> **To be done**
Set down every entry word for word. Omit the pictures.

*** Input ***

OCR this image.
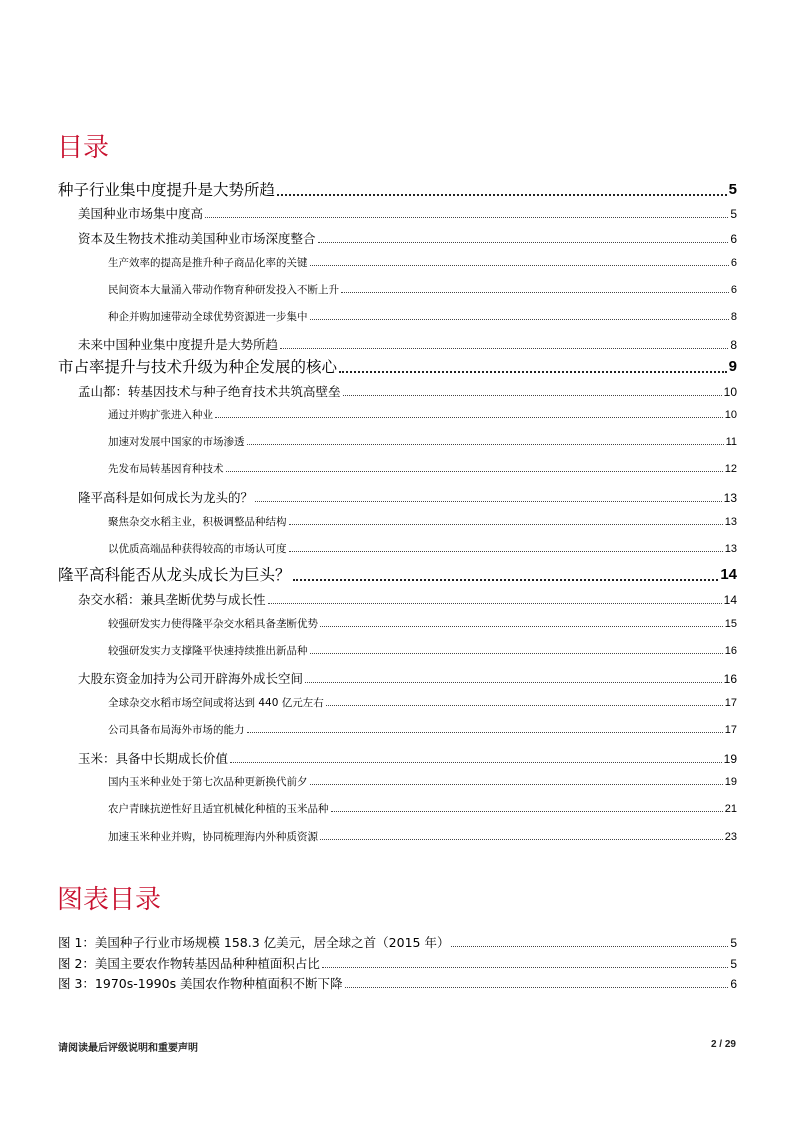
目录
种子行业集中度提升是大势所趋	5
美国种业市场集中度高	5
资本及生物技术推动美国种业市场深度整合	6
生产效率的提高是推升种子商品化率的关键	6
民间资本大量涌入带动作物育种研发投入不断上升	6
种企并购加速带动全球优势资源进一步集中	8
未来中国种业集中度提升是大势所趋	8
市占率提升与技术升级为种企发展的核心	9
孟山都：转基因技术与种子绝育技术共筑高壁垒	10
通过并购扩张进入种业	10
加速对发展中国家的市场渗透	11
先发布局转基因育种技术	12
隆平高科是如何成长为龙头的？	13
聚焦杂交水稻主业，积极调整品种结构	13
以优质高端品种获得较高的市场认可度	13
隆平高科能否从龙头成长为巨头？	14
杂交水稻：兼具垄断优势与成长性	14
较强研发实力使得隆平杂交水稻具备垄断优势	15
较强研发实力支撑隆平快速持续推出新品种	16
大股东资金加持为公司开辟海外成长空间	16
全球杂交水稻市场空间或将达到 440 亿元左右	17
公司具备布局海外市场的能力	17
玉米：具备中长期成长价值	19
国内玉米种业处于第七次品种更新换代前夕	19
农户青睐抗逆性好且适宜机械化种植的玉米品种	21
加速玉米种业并购，协同梳理海内外种质资源	23
图表目录
图 1：美国种子行业市场规模 158.3 亿美元，居全球之首（2015 年）	5
图 2：美国主要农作物转基因品种种植面积占比	5
图 3：1970s-1990s 美国农作物种植面积不断下降	6
请阅读最后评级说明和重要声明	2 / 29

***

> **Correct response**
OCR this image.
目录
种子行业集中度提升是大势所趋	5
美国种业市场集中度高	5
资本及生物技术推动美国种业市场深度整合	6
生产效率的提高是推升种子商品化率的关键	6
民间资本大量涌入带动作物育种研发投入不断上升	6
种企并购加速带动全球优势资源进一步集中	8
未来中国种业集中度提升是大势所趋	8
市占率提升与技术升级为种企发展的核心	9
孟山都：转基因技术与种子绝育技术共筑高壁垒	10
通过并购扩张进入种业	10
加速对发展中国家的市场渗透	11
先发布局转基因育种技术	12
隆平高科是如何成长为龙头的？	13
聚焦杂交水稻主业，积极调整品种结构	13
以优质高端品种获得较高的市场认可度	13
隆平高科能否从龙头成长为巨头？	14
杂交水稻：兼具垄断优势与成长性	14
较强研发实力使得隆平杂交水稻具备垄断优势	15
较强研发实力支撑隆平快速持续推出新品种	16
大股东资金加持为公司开辟海外成长空间	16
全球杂交水稻市场空间或将达到 440 亿元左右	17
公司具备布局海外市场的能力	17
玉米：具备中长期成长价值	19
国内玉米种业处于第七次品种更新换代前夕	19
农户青睐抗逆性好且适宜机械化种植的玉米品种	21
加速玉米种业并购，协同梳理海内外种质资源	23
图表目录
图 1：美国种子行业市场规模 158.3 亿美元，居全球之首（2015 年）	5
图 2：美国主要农作物转基因品种种植面积占比	5
图 3：1970s-1990s 美国农作物种植面积不断下降	6
请阅读最后评级说明和重要声明	2 / 29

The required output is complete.